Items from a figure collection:
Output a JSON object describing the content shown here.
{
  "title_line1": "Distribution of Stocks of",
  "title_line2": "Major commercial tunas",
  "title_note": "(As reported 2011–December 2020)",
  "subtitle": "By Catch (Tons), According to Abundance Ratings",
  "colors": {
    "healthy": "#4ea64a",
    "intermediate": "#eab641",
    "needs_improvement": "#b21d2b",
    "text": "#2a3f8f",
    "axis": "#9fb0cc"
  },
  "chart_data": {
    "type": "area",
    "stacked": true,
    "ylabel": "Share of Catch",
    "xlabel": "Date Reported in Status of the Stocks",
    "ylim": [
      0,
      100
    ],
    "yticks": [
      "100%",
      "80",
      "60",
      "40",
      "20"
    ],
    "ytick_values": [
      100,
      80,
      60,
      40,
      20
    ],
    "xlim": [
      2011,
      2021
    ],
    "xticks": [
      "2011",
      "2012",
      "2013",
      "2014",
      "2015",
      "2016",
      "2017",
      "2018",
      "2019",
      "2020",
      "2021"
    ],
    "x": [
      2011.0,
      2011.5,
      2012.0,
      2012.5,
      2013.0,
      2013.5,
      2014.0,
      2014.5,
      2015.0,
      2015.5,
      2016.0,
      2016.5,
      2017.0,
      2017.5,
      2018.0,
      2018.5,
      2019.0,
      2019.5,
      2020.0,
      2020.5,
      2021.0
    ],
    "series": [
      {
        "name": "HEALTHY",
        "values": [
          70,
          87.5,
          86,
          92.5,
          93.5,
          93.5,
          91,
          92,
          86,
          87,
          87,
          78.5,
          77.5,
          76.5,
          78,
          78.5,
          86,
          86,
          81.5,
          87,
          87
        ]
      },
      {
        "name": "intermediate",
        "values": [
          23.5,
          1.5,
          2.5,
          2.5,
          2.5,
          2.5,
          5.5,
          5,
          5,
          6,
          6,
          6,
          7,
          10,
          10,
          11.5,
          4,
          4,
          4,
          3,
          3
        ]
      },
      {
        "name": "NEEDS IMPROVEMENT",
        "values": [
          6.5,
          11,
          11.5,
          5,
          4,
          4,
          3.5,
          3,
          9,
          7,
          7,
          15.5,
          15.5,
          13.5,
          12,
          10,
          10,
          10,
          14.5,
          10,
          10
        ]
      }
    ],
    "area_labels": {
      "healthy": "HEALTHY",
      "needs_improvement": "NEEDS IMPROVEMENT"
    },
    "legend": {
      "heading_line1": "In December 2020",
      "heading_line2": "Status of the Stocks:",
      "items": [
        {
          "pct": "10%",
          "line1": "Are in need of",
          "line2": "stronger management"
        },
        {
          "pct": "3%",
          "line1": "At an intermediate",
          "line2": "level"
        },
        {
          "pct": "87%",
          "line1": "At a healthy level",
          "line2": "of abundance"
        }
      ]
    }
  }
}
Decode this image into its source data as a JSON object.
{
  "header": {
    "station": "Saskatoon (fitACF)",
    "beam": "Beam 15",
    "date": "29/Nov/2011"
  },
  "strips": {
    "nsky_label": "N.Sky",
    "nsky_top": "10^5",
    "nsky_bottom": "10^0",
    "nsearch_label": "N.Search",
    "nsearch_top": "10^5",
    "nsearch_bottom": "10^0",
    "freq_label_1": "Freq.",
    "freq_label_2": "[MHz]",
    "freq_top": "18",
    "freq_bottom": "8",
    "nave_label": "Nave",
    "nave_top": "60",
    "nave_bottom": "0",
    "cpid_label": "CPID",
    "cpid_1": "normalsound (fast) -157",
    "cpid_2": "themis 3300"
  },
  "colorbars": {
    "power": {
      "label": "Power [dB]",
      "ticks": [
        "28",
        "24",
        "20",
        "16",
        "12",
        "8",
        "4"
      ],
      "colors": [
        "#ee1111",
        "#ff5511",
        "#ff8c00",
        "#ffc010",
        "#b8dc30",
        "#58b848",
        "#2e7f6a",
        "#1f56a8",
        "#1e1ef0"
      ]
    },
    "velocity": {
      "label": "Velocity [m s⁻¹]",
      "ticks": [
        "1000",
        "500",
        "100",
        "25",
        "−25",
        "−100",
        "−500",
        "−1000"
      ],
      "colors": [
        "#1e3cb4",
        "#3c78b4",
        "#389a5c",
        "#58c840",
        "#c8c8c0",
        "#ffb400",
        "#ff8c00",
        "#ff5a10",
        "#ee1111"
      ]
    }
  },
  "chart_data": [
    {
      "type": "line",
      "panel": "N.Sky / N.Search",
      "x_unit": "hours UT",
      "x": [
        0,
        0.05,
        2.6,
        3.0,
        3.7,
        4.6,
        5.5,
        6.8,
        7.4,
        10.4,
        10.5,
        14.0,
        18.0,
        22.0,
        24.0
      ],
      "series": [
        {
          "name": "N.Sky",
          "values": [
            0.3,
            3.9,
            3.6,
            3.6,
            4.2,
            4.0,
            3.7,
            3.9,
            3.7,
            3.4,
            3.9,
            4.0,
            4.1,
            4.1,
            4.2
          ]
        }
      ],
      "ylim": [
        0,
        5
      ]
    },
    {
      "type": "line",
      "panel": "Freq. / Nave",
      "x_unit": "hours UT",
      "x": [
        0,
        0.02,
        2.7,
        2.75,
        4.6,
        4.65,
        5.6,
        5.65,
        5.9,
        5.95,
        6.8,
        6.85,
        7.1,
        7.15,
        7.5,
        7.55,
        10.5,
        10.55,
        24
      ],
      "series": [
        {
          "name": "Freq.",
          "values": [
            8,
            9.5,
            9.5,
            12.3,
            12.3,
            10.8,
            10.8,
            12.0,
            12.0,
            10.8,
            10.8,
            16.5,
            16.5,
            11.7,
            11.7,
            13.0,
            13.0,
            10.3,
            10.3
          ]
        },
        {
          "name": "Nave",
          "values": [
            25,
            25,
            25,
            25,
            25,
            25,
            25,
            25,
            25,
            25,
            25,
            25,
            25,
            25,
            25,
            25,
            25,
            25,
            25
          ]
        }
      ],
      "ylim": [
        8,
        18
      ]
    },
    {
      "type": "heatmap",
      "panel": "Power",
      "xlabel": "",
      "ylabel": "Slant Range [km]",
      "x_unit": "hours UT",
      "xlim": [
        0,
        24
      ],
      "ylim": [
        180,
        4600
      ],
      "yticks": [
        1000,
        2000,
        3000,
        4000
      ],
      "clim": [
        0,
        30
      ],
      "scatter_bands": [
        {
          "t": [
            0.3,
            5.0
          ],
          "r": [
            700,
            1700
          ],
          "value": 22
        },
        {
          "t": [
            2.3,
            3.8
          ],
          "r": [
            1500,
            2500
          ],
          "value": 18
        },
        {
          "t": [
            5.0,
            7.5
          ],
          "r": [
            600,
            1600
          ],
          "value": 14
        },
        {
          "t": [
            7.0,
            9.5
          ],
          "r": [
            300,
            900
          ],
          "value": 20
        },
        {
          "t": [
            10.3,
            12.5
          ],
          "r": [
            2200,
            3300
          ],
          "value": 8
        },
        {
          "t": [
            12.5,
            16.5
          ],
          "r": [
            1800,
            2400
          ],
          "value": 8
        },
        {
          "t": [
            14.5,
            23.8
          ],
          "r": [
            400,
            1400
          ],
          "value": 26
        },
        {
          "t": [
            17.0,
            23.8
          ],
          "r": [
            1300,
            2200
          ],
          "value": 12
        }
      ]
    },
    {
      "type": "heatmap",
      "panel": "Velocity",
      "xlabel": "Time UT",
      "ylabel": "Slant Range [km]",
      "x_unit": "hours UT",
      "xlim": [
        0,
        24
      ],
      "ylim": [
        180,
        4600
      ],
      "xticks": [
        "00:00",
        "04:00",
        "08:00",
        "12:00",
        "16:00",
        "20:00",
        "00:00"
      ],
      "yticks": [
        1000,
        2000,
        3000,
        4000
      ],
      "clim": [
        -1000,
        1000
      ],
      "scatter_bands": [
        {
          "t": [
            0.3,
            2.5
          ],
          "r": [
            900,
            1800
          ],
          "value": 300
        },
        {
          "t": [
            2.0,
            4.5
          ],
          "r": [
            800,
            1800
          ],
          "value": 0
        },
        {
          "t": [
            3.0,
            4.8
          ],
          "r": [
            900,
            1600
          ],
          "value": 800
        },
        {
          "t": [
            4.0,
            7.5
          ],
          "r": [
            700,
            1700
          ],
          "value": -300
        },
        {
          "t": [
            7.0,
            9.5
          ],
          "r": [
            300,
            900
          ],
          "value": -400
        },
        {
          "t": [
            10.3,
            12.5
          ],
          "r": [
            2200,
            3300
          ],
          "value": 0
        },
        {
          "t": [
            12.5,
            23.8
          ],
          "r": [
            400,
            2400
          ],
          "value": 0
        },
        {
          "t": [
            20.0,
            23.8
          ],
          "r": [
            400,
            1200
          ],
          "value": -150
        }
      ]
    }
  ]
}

[STATED TASK]
For each line of the listing that holds the word "panel", show that line.

[EXPECTED ANSWER]
      "panel": "N.Sky / N.Search",
      "panel": "Freq. / Nave",
      "panel": "Power",
      "panel": "Velocity",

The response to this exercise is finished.